## PROVIDED PASSAGE
====================
Embodiments according to the present invention relate to an ice maker for a refrigerator and a method for making ice, by arranging an independent refrigeration system in the inside of a door of a refrigerator compartment so that an ice making chamber can be cooled independent of the refrigerator body, and by utilizing an ice making tray located in the ice making chamber as an evaporator for the independent refrigeration system, thereby increasing the transfer efficiency of cold air and reducing the volume of the independent refrigeration system.

BACKGROUND

In general, a refrigerator is an appliance with a storage space for storing food at a lower temperature, consisting of a refrigerator compartment maintaining a temperature a few degrees above the freezing point of water and a freezer compartment maintaining a temperature below the freezing point of water. Recent higher demand for ice contributes to increasing demand for a refrigerator equipped with an ice maker that automatically makes ice.
The aforementioned ice maker may be typically installed in a door of a refrigerator. The ice maker may also be installed in a freezer compartment depending on the type of refrigerator, or may be installed in a refrigerator compartment if necessary.
FIG. 1 illustrates a french-type refrigerator in which an ice maker 100 is installed on a freezer door 2 in the inside of a freezer compartment 1. As illustrated in FIG. 1, the ice maker 100 is provided with an ice storage unit 102 for storing ice produced, and the ice stored in the ice storage unit 102 may be dispensed to the outside through an ice dispenser unit in accordance with an external ice dispensing signal. In this case, if more ice than a given amount of ice is dispensed to the outside, information is provided as feedback to enable the ice maker 100 to make ice again, and the ice may be introduced into the ice storage unit 102 again.
In general, the ice maker performs a process of making ice by using cold air generated from a refrigerating system in a refrigerator body to make ice as described. That is, the cold air produced from the refrigerator body flows into the freezer compartment, the refrigerator compartment and/or the ice maker, and the ice maker makes water in an ice making tray into ice using the introduced cold air.
However, the ice making speed of the aforementioned refrigerator may be slow since the process of making ice is carried out with the help of the cold air supplied from the refrigerating system in the refrigerator body. Accordingly, it is necessary for the refrigerator to have a separate cold-air duct for supplying the cold air to the freezer compartment where the ice maker is disposed. In addition, when a problem occurs with the insulation of the duct, the process of making ice cannot be properly carried out, which results in power losses.
====================
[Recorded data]
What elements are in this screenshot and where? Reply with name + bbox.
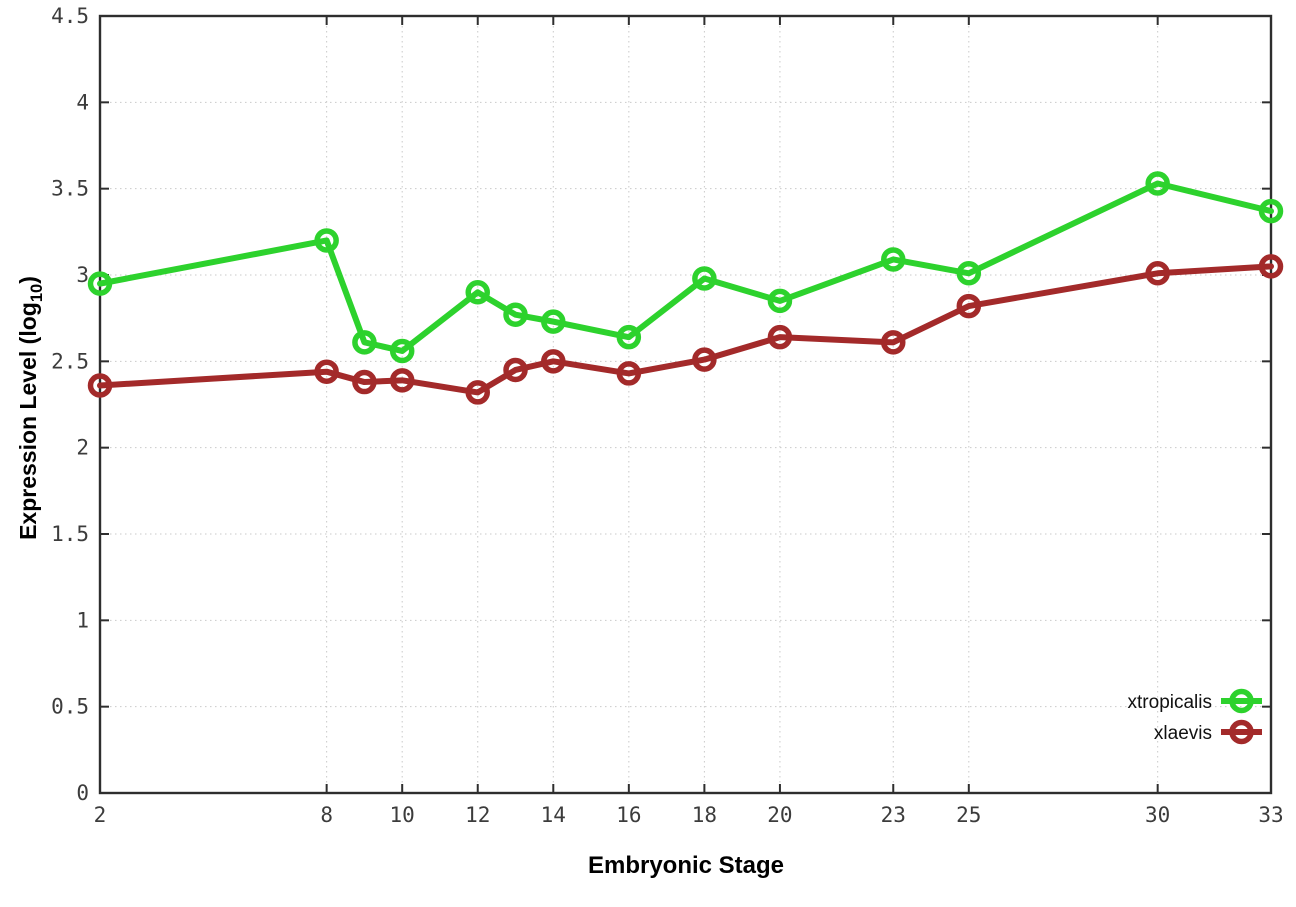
- y-tick-label: 2: [76, 436, 89, 460]
- y-axis-title: Expression Level (log10): [15, 276, 47, 540]
- x-tick-label: 20: [767, 803, 792, 827]
- x-tick-label: 14: [541, 803, 566, 827]
- series-line-xtropicalis: [97, 180, 1274, 354]
- marker-xlaevis: [541, 349, 566, 374]
- y-tick-label: 4: [76, 90, 89, 114]
- x-tick-label: 12: [465, 803, 490, 827]
- x-tick-label: 16: [616, 803, 641, 827]
- marker-xlaevis: [881, 330, 906, 355]
- marker-xtropicalis: [881, 247, 906, 272]
- legend-label-xtropicalis: xtropicalis: [1128, 692, 1212, 713]
- marker-xlaevis: [1145, 261, 1170, 286]
- marker-xlaevis: [956, 293, 982, 319]
- y-tick-label: 2.5: [51, 349, 89, 373]
- marker-xlaevis: [767, 324, 793, 350]
- marker-xtropicalis: [1145, 171, 1170, 196]
- x-tick-label: 23: [881, 803, 906, 827]
- plot-border: [98, 14, 1273, 795]
- marker-xtropicalis: [465, 280, 490, 305]
- legend-marker-xtropicalis: [1229, 688, 1254, 714]
- legend-label-xlaevis: xlaevis: [1154, 723, 1212, 744]
- marker-xtropicalis: [87, 271, 113, 296]
- marker-xlaevis: [503, 357, 528, 383]
- y-tick-label: 3: [76, 263, 89, 287]
- marker-xtropicalis: [389, 338, 415, 364]
- y-tick-label: 0: [76, 781, 89, 805]
- series-line-xlaevis: [97, 263, 1274, 396]
- y-axis-title-close: ): [15, 276, 42, 284]
- y-tick-label: 3.5: [51, 177, 89, 201]
- x-tick-label: 10: [390, 803, 415, 827]
- x-tick-label: 2: [94, 803, 107, 827]
- marker-xlaevis: [465, 380, 490, 405]
- marker-xlaevis: [616, 361, 642, 386]
- marker-xlaevis: [389, 368, 415, 393]
- marker-xtropicalis: [692, 266, 717, 291]
- legend-marker-xlaevis: [1229, 719, 1254, 745]
- marker-xlaevis: [1258, 254, 1284, 279]
- marker-xtropicalis: [352, 330, 377, 355]
- marker-xtropicalis: [503, 302, 528, 327]
- marker-xtropicalis: [541, 309, 566, 334]
- marker-xtropicalis: [1258, 198, 1284, 224]
- x-tick-label: 18: [692, 803, 717, 827]
- marker-xtropicalis: [314, 228, 339, 253]
- y-tick-label: 4.5: [51, 4, 89, 28]
- marker-xtropicalis: [767, 288, 793, 314]
- y-axis-title-text: Expression Level (log: [15, 302, 42, 540]
- x-tick-label: 30: [1145, 803, 1170, 827]
- y-tick-label: 1.5: [51, 522, 89, 546]
- y-tick-label: 0.5: [51, 695, 89, 719]
- marker-xlaevis: [314, 359, 339, 384]
- y-axis-title-subscript: 10: [26, 283, 46, 303]
- x-tick-label: 25: [956, 803, 981, 827]
- marker-xtropicalis: [616, 324, 642, 350]
- marker-xtropicalis: [956, 261, 982, 286]
- x-axis-title: Embryonic Stage: [587, 852, 785, 879]
- x-tick-label: 8: [320, 803, 333, 827]
- x-tick-label: 33: [1258, 803, 1283, 827]
- marker-xlaevis: [692, 347, 717, 372]
- y-tick-label: 1: [76, 608, 89, 632]
- marker-xlaevis: [87, 373, 113, 398]
- marker-xlaevis: [352, 369, 377, 395]
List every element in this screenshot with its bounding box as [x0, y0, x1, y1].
====================
## WRITTEN EXERCISE 1
In the ice maker passage, what serves as the evaporator for the independent refrigeration system?
## WRITTEN EXERCISE 2
Print the part of the ice maker passage that opens with the words containing "The aforementioned ice" and closes with "compartment if necessary.".

## RESPONSE 1
The ice making tray located in the ice making chamber.

## RESPONSE 2
The aforementioned ice maker may be typically installed in a door of a refrigerator. The ice maker may also be installed in a freezer compartment depending on the type of refrigerator, or may be installed in a refrigerator compartment if necessary.